**CHALLENGE:** Write out all the material exactly. Leave nothing out.

**DATASET RECORDS:**
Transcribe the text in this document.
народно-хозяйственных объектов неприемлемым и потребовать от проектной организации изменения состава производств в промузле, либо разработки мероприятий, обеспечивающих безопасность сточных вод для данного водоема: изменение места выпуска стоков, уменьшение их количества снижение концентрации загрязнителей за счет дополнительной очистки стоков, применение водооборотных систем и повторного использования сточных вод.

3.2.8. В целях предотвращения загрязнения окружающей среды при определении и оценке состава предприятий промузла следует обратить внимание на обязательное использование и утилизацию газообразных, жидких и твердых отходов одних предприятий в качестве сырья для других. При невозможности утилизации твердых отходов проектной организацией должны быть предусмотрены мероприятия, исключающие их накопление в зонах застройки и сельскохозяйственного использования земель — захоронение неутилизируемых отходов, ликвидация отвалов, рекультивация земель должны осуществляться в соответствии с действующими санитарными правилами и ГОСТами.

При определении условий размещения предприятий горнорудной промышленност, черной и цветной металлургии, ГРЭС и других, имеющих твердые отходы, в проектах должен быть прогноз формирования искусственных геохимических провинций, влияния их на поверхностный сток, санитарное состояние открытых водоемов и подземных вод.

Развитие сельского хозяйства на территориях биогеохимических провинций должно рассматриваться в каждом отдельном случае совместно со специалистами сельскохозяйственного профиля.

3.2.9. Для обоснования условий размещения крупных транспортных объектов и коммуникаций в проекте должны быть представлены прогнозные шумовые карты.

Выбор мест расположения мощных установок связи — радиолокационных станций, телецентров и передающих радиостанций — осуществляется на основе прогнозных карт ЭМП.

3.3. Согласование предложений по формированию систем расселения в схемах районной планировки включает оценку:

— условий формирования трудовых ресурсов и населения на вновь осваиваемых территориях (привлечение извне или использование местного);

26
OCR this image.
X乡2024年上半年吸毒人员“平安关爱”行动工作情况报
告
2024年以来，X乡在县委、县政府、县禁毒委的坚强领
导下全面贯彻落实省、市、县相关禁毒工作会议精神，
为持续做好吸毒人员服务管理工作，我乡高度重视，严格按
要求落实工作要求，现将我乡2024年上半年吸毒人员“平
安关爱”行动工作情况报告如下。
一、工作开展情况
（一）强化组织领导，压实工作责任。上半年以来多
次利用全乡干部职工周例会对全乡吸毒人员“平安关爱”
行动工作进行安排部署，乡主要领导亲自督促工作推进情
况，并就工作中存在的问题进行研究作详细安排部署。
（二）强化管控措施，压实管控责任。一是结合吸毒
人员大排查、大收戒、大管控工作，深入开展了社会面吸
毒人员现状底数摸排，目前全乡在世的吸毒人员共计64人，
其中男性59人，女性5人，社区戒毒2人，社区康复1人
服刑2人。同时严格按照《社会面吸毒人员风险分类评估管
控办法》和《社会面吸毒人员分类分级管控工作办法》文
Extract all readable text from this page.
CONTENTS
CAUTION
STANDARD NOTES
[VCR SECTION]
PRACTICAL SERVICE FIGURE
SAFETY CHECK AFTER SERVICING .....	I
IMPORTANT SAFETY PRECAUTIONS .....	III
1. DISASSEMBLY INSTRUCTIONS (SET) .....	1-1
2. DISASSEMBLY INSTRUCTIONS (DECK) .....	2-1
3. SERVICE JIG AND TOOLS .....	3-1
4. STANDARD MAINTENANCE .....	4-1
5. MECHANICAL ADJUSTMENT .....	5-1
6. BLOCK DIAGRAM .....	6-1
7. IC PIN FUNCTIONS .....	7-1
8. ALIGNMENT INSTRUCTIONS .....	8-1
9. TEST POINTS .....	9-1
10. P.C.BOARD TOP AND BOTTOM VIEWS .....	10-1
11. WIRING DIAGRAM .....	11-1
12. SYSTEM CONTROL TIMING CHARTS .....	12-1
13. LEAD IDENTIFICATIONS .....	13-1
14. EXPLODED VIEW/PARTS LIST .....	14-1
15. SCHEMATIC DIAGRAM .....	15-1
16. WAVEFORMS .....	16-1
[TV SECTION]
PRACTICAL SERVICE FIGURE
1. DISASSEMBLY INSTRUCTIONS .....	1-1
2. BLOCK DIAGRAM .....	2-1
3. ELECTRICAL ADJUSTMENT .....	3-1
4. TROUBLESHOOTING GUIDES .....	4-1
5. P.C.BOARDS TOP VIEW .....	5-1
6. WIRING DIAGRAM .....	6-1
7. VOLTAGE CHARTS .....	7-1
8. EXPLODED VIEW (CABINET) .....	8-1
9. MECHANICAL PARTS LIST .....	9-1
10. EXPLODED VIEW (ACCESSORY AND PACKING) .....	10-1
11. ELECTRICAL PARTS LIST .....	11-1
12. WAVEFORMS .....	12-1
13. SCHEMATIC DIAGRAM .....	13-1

**SOLUTION TO THE PROBLEM:**
Transcribe the text in this document.
народно-хозяйственных объектов неприемлемым и потребовать от проектной организации изменения состава производств в промузле, либо разработки мероприятий, обеспечивающих безопасность сточных вод для данного водоема: изменение места выпуска стоков, уменьшение их количества снижение концентрации загрязнителей за счет дополнительной очистки стоков, применение водооборотных систем и повторного использования сточных вод.

3.2.8. В целях предотвращения загрязнения окружающей среды при определении и оценке состава предприятий промузла следует обратить внимание на обязательное использование и утилизацию газообразных, жидких и твердых отходов одних предприятий в качестве сырья для других. При невозможности утилизации твердых отходов проектной организацией должны быть предусмотрены мероприятия, исключающие их накопление в зонах застройки и сельскохозяйственного использования земель — захоронение неутилизируемых отходов, ликвидация отвалов, рекультивация земель должны осуществляться в соответствии с действующими санитарными правилами и ГОСТами.

При определении условий размещения предприятий горнорудной промышленност, черной и цветной металлургии, ГРЭС и других, имеющих твердые отходы, в проектах должен быть прогноз формирования искусственных геохимических провинций, влияния их на поверхностный сток, санитарное состояние открытых водоемов и подземных вод.

Развитие сельского хозяйства на территориях биогеохимических провинций должно рассматриваться в каждом отдельном случае совместно со специалистами сельскохозяйственного профиля.

3.2.9. Для обоснования условий размещения крупных транспортных объектов и коммуникаций в проекте должны быть представлены прогнозные шумовые карты.

Выбор мест расположения мощных установок связи — радиолокационных станций, телецентров и передающих радиостанций — осуществляется на основе прогнозных карт ЭМП.

3.3. Согласование предложений по формированию систем расселения в схемах районной планировки включает оценку:

— условий формирования трудовых ресурсов и населения на вновь осваиваемых территориях (привлечение извне или использование местного);

26
OCR this image.
X乡2024年上半年吸毒人员“平安关爱”行动工作情况报
告
2024年以来，X乡在县委、县政府、县禁毒委的坚强领
导下全面贯彻落实省、市、县相关禁毒工作会议精神，
为持续做好吸毒人员服务管理工作，我乡高度重视，严格按
要求落实工作要求，现将我乡2024年上半年吸毒人员“平
安关爱”行动工作情况报告如下。
一、工作开展情况
（一）强化组织领导，压实工作责任。上半年以来多
次利用全乡干部职工周例会对全乡吸毒人员“平安关爱”
行动工作进行安排部署，乡主要领导亲自督促工作推进情
况，并就工作中存在的问题进行研究作详细安排部署。
（二）强化管控措施，压实管控责任。一是结合吸毒
人员大排查、大收戒、大管控工作，深入开展了社会面吸
毒人员现状底数摸排，目前全乡在世的吸毒人员共计64人，
其中男性59人，女性5人，社区戒毒2人，社区康复1人
服刑2人。同时严格按照《社会面吸毒人员风险分类评估管
控办法》和《社会面吸毒人员分类分级管控工作办法》文
Extract all readable text from this page.
CONTENTS
CAUTION
STANDARD NOTES
[VCR SECTION]
PRACTICAL SERVICE FIGURE
SAFETY CHECK AFTER SERVICING .....	I
IMPORTANT SAFETY PRECAUTIONS .....	III
1. DISASSEMBLY INSTRUCTIONS (SET) .....	1-1
2. DISASSEMBLY INSTRUCTIONS (DECK) .....	2-1
3. SERVICE JIG AND TOOLS .....	3-1
4. STANDARD MAINTENANCE .....	4-1
5. MECHANICAL ADJUSTMENT .....	5-1
6. BLOCK DIAGRAM .....	6-1
7. IC PIN FUNCTIONS .....	7-1
8. ALIGNMENT INSTRUCTIONS .....	8-1
9. TEST POINTS .....	9-1
10. P.C.BOARD TOP AND BOTTOM VIEWS .....	10-1
11. WIRING DIAGRAM .....	11-1
12. SYSTEM CONTROL TIMING CHARTS .....	12-1
13. LEAD IDENTIFICATIONS .....	13-1
14. EXPLODED VIEW/PARTS LIST .....	14-1
15. SCHEMATIC DIAGRAM .....	15-1
16. WAVEFORMS .....	16-1
[TV SECTION]
PRACTICAL SERVICE FIGURE
1. DISASSEMBLY INSTRUCTIONS .....	1-1
2. BLOCK DIAGRAM .....	2-1
3. ELECTRICAL ADJUSTMENT .....	3-1
4. TROUBLESHOOTING GUIDES .....	4-1
5. P.C.BOARDS TOP VIEW .....	5-1
6. WIRING DIAGRAM .....	6-1
7. VOLTAGE CHARTS .....	7-1
8. EXPLODED VIEW (CABINET) .....	8-1
9. MECHANICAL PARTS LIST .....	9-1
10. EXPLODED VIEW (ACCESSORY AND PACKING) .....	10-1
11. ELECTRICAL PARTS LIST .....	11-1
12. WAVEFORMS .....	12-1
13. SCHEMATIC DIAGRAM .....	13-1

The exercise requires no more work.